• _Action item_
Which lines of the data below contain "Rolle"? Please show them all.

Stored items
* * * * *

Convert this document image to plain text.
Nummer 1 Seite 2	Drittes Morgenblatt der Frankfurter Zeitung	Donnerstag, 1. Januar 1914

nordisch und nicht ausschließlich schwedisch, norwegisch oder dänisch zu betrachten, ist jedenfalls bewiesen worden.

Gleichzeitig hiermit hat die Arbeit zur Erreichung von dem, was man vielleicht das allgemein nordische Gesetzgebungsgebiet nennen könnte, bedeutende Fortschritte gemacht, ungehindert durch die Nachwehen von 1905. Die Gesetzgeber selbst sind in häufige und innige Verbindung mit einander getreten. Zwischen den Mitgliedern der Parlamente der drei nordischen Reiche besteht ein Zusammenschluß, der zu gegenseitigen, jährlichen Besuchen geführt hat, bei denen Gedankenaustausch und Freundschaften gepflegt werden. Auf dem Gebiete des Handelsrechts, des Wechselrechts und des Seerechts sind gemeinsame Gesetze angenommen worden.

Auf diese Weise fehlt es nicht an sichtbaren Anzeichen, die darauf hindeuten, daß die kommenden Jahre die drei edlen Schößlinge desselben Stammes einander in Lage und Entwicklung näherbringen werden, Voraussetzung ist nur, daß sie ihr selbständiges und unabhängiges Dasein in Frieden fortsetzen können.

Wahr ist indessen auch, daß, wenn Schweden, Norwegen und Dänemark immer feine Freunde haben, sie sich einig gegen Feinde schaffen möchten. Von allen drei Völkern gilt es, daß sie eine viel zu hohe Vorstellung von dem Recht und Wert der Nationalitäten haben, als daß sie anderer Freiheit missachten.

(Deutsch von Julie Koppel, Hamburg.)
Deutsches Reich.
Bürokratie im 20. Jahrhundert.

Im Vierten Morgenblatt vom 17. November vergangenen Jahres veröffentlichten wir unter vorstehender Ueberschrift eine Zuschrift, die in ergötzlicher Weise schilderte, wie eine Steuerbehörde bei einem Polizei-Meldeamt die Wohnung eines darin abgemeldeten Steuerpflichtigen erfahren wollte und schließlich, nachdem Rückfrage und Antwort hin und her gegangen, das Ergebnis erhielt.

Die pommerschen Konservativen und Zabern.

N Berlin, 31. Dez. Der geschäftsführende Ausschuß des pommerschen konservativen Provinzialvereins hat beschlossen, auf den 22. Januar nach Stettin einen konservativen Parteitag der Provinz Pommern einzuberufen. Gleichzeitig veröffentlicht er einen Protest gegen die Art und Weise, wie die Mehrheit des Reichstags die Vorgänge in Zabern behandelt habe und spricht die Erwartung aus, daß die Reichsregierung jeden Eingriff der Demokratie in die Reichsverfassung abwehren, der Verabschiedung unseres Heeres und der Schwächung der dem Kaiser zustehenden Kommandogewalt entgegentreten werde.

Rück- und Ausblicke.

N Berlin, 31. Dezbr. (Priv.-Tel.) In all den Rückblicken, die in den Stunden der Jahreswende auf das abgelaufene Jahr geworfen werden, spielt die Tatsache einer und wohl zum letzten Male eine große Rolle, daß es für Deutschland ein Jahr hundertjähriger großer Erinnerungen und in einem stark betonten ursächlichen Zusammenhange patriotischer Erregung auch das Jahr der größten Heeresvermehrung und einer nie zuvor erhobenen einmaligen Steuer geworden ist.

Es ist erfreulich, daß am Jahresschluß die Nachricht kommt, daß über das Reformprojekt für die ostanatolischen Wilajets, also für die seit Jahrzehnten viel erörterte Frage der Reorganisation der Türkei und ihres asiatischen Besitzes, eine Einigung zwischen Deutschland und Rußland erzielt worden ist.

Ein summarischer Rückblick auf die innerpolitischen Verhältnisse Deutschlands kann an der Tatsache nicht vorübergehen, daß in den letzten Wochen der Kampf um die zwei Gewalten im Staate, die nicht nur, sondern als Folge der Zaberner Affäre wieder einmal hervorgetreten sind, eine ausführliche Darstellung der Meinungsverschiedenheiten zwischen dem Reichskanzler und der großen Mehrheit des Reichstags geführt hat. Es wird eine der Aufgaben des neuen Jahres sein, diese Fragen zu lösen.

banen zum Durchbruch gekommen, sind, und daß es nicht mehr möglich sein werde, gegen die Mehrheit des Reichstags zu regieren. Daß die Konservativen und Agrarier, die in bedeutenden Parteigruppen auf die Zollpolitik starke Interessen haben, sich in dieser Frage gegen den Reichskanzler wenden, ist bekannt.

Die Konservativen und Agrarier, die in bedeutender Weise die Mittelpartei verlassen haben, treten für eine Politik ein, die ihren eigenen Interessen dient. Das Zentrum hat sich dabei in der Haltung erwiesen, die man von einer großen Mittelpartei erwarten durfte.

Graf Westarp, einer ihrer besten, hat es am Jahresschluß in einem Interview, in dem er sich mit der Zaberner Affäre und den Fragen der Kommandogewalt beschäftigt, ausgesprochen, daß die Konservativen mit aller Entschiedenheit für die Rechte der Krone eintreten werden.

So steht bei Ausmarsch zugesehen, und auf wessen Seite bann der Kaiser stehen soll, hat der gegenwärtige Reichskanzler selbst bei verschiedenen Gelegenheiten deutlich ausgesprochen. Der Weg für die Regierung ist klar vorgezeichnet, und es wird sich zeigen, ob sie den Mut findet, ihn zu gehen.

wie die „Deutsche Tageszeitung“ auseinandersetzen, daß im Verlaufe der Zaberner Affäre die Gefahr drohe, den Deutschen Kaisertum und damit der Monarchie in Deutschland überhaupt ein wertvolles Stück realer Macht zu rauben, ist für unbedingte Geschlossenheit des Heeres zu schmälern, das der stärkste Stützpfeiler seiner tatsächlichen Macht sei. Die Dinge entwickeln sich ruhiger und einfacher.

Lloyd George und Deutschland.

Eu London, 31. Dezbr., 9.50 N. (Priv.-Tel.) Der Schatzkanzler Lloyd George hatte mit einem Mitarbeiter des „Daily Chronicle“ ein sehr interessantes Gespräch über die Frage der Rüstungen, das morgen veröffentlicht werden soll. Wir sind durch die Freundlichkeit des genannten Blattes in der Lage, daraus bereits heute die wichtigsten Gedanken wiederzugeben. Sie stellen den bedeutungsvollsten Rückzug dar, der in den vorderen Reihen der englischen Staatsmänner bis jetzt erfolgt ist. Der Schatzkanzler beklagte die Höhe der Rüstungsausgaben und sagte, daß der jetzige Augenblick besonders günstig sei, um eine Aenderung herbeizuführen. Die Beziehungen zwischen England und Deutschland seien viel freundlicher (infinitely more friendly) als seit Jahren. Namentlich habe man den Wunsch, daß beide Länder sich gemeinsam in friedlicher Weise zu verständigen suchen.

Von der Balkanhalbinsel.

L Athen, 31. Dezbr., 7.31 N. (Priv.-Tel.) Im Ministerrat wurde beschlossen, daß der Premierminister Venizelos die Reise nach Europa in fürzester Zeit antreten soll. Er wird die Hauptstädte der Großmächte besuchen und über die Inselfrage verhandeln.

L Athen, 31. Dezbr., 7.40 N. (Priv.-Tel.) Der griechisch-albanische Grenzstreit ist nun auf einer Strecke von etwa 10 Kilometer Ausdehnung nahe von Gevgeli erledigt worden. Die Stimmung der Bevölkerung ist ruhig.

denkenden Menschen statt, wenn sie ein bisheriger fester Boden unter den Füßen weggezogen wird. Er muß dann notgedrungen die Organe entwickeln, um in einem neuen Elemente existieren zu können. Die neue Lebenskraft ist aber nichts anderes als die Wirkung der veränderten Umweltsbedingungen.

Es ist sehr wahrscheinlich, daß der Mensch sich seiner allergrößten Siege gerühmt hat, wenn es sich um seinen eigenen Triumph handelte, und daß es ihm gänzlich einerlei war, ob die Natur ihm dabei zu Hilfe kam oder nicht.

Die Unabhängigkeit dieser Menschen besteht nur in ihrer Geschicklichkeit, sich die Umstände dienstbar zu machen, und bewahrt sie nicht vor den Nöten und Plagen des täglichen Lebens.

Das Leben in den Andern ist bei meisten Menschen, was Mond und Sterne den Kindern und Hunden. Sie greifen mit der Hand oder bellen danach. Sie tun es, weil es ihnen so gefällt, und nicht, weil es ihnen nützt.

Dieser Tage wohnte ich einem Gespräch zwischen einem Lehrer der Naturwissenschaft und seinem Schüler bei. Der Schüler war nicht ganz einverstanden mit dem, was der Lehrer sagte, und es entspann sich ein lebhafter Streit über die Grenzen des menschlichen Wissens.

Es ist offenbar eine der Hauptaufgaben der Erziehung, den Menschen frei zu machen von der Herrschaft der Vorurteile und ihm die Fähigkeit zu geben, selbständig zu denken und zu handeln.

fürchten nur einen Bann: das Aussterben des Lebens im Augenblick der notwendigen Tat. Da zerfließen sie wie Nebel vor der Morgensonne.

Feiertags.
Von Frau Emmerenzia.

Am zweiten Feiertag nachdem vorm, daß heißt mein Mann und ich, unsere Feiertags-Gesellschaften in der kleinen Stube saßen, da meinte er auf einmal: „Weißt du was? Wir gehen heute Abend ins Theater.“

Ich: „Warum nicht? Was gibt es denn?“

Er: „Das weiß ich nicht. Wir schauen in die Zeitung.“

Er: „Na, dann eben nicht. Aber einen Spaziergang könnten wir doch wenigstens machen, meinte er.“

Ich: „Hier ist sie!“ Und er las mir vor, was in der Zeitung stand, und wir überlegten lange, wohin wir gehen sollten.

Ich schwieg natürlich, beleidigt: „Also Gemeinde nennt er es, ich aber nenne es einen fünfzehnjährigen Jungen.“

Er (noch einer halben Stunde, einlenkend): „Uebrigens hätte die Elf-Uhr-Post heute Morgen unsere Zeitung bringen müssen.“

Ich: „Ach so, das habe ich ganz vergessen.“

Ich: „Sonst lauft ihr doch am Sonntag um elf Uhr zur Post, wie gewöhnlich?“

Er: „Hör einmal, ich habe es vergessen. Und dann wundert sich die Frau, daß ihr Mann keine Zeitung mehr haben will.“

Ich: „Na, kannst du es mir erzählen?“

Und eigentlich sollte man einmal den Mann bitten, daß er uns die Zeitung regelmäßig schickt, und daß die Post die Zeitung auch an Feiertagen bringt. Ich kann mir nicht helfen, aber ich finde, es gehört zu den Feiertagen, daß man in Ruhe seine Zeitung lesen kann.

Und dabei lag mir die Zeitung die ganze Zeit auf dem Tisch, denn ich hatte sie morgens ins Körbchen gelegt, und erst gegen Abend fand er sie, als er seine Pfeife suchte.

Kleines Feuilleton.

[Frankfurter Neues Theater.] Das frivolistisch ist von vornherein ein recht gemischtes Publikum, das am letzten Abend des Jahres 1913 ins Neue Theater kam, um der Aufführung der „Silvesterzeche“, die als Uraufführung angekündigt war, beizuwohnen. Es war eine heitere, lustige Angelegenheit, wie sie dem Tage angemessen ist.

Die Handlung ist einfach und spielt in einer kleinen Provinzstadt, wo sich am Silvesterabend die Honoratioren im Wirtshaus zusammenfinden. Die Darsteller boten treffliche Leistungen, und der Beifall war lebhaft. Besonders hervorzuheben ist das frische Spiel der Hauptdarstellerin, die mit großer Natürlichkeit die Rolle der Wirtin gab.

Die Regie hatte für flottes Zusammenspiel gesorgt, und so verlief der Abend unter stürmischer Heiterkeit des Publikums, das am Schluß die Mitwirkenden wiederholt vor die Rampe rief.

* * * * *

• _Exercise output_
N Berlin, 31. Dezbr. (Priv.-Tel.) In all den Rückblicken, die in den Stunden der Jahreswende auf das abgelaufene Jahr geworfen werden, spielt die Tatsache einer und wohl zum letzten Male eine große Rolle, daß es für Deutschland ein Jahr hundertjähriger großer Erinnerungen und in einem stark betonten ursächlichen Zusammenhange patriotischer Erregung auch das Jahr der größten Heeresvermehrung und einer nie zuvor erhobenen einmaligen Steuer geworden ist.
Die Handlung ist einfach und spielt in einer kleinen Provinzstadt, wo sich am Silvesterabend die Honoratioren im Wirtshaus zusammenfinden. Die Darsteller boten treffliche Leistungen, und der Beifall war lebhaft. Besonders hervorzuheben ist das frische Spiel der Hauptdarstellerin, die mit großer Natürlichkeit die Rolle der Wirtin gab.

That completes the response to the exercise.